-- Start of Material shown --

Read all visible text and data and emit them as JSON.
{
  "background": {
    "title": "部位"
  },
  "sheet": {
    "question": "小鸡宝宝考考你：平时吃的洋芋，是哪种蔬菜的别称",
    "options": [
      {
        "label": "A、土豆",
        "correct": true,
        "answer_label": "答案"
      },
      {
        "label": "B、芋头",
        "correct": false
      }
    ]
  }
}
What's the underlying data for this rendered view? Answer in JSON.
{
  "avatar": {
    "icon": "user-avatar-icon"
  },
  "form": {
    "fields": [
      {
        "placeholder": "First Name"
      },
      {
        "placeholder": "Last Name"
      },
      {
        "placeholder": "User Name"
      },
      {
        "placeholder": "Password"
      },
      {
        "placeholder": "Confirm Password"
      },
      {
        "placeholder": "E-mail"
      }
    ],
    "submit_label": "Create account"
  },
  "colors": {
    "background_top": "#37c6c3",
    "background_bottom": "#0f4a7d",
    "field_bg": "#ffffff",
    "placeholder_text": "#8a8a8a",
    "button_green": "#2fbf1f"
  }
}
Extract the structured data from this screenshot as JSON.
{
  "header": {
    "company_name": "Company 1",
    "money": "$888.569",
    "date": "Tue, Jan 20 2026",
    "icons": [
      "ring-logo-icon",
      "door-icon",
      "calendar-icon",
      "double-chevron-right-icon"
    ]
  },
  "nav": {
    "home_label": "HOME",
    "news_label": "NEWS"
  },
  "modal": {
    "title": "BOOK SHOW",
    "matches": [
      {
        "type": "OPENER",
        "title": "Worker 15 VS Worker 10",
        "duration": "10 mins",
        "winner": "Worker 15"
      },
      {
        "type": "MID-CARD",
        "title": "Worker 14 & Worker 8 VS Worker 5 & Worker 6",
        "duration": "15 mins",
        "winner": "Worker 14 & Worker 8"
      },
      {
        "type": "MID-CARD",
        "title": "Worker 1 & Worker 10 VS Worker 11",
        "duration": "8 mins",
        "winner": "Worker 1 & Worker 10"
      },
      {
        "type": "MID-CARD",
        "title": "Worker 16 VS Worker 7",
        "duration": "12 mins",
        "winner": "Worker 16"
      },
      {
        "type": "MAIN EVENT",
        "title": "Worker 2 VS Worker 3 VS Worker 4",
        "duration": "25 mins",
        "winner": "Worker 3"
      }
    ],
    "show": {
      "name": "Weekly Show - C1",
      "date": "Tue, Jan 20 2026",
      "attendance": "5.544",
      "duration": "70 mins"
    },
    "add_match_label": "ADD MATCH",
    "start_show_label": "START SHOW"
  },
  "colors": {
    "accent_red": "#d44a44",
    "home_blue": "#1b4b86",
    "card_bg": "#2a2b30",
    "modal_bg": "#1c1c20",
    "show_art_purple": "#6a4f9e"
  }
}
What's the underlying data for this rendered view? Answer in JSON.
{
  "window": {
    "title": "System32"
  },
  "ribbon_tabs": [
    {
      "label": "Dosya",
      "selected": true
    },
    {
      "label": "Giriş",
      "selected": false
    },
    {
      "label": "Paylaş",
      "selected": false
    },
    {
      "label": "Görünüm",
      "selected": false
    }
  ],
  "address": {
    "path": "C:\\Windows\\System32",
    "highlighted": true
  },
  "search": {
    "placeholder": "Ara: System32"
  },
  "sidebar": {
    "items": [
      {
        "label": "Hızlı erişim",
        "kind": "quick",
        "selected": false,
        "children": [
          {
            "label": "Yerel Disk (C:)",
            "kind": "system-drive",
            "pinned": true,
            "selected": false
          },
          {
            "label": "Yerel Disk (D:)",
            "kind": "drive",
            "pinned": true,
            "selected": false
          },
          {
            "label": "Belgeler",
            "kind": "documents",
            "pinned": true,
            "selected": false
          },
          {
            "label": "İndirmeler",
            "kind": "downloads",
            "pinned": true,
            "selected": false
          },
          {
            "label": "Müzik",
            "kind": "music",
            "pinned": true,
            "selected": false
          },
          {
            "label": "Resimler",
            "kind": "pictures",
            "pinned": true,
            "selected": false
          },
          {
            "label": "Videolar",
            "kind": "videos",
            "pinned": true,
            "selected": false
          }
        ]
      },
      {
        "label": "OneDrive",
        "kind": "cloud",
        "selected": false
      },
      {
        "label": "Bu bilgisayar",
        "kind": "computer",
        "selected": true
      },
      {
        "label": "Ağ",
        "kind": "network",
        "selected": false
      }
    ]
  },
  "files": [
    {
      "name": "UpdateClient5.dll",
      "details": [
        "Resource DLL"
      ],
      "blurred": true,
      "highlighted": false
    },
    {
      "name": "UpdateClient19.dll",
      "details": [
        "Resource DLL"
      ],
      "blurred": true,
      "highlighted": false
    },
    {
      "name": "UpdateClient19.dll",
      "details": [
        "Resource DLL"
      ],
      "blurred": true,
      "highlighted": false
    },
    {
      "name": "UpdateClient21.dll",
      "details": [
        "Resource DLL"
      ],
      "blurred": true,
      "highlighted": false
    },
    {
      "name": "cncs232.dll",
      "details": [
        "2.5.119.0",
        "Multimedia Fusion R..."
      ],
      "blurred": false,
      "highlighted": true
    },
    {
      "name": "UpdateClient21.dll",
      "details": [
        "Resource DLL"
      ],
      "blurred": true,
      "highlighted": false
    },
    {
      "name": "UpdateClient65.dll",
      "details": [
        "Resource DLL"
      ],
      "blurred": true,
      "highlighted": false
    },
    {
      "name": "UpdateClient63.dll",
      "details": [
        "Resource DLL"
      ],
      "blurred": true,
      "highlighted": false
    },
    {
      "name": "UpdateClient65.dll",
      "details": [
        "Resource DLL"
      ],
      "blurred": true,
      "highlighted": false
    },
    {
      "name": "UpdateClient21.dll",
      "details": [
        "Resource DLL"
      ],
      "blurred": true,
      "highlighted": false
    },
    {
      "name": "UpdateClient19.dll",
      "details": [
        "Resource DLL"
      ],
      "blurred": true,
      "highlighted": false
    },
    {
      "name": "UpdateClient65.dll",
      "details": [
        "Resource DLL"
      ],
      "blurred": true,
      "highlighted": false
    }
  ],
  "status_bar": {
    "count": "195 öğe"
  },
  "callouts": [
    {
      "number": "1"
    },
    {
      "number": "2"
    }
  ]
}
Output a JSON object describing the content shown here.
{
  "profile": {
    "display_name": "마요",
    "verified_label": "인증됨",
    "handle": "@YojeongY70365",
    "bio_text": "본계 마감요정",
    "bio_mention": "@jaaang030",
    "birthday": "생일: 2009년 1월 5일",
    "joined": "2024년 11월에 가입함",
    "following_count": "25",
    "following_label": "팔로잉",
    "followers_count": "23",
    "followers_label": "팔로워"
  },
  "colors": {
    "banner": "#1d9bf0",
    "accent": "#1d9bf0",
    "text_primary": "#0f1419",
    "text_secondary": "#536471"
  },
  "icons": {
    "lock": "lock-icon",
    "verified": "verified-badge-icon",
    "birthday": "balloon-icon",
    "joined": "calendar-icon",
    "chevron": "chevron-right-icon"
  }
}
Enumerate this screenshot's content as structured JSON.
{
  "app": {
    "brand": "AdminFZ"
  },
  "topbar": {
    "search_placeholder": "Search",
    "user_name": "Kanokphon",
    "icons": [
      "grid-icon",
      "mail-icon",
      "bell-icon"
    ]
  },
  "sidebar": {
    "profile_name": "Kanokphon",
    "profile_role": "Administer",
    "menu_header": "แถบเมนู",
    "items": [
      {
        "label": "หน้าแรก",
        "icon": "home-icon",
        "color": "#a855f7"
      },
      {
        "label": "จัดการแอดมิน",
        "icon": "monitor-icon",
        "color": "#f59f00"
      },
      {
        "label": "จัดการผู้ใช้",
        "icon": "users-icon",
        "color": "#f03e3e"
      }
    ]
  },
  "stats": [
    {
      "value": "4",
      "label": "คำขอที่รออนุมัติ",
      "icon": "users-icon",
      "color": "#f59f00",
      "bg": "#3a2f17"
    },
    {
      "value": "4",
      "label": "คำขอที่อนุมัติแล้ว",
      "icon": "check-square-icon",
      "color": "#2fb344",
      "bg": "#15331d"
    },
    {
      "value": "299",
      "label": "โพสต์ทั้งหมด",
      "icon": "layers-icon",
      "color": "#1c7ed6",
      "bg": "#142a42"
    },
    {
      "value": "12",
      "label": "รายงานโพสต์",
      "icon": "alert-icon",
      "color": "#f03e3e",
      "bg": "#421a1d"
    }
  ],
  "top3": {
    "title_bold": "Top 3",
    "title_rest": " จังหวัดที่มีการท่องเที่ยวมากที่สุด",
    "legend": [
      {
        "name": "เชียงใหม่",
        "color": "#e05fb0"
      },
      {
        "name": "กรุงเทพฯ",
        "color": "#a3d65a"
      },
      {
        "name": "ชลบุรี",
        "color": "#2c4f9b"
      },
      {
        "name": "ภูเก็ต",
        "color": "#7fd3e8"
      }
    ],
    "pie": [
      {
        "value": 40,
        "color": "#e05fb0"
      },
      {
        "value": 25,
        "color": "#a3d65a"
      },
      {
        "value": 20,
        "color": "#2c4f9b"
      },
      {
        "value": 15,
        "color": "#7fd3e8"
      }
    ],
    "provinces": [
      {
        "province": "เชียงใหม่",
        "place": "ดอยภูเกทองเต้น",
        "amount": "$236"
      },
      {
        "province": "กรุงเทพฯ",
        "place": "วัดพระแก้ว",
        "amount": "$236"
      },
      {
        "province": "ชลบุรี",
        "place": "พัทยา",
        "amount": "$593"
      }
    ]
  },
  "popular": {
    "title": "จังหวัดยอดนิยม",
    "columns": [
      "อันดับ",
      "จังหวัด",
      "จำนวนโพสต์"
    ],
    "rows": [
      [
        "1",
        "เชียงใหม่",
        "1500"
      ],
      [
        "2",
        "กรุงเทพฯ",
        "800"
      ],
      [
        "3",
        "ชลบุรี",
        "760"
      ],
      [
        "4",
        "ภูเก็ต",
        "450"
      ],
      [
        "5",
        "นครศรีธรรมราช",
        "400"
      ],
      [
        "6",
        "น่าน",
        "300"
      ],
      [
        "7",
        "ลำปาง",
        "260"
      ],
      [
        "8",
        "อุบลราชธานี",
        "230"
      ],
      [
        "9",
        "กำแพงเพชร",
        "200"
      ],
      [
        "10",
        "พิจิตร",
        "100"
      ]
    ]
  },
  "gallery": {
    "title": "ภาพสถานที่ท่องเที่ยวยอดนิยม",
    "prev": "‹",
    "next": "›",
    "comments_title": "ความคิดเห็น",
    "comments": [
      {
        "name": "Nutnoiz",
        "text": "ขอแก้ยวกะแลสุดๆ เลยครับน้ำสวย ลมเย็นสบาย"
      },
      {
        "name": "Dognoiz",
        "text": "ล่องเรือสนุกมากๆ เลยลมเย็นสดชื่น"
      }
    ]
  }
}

-- End of Material shown --

Aim of the task: Filter the records down to the lines that contain the string "คำขอท", and copy those lines.

Output:
      "label": "คำขอที่รออนุมัติ",
      "label": "คำขอที่อนุมัติแล้ว",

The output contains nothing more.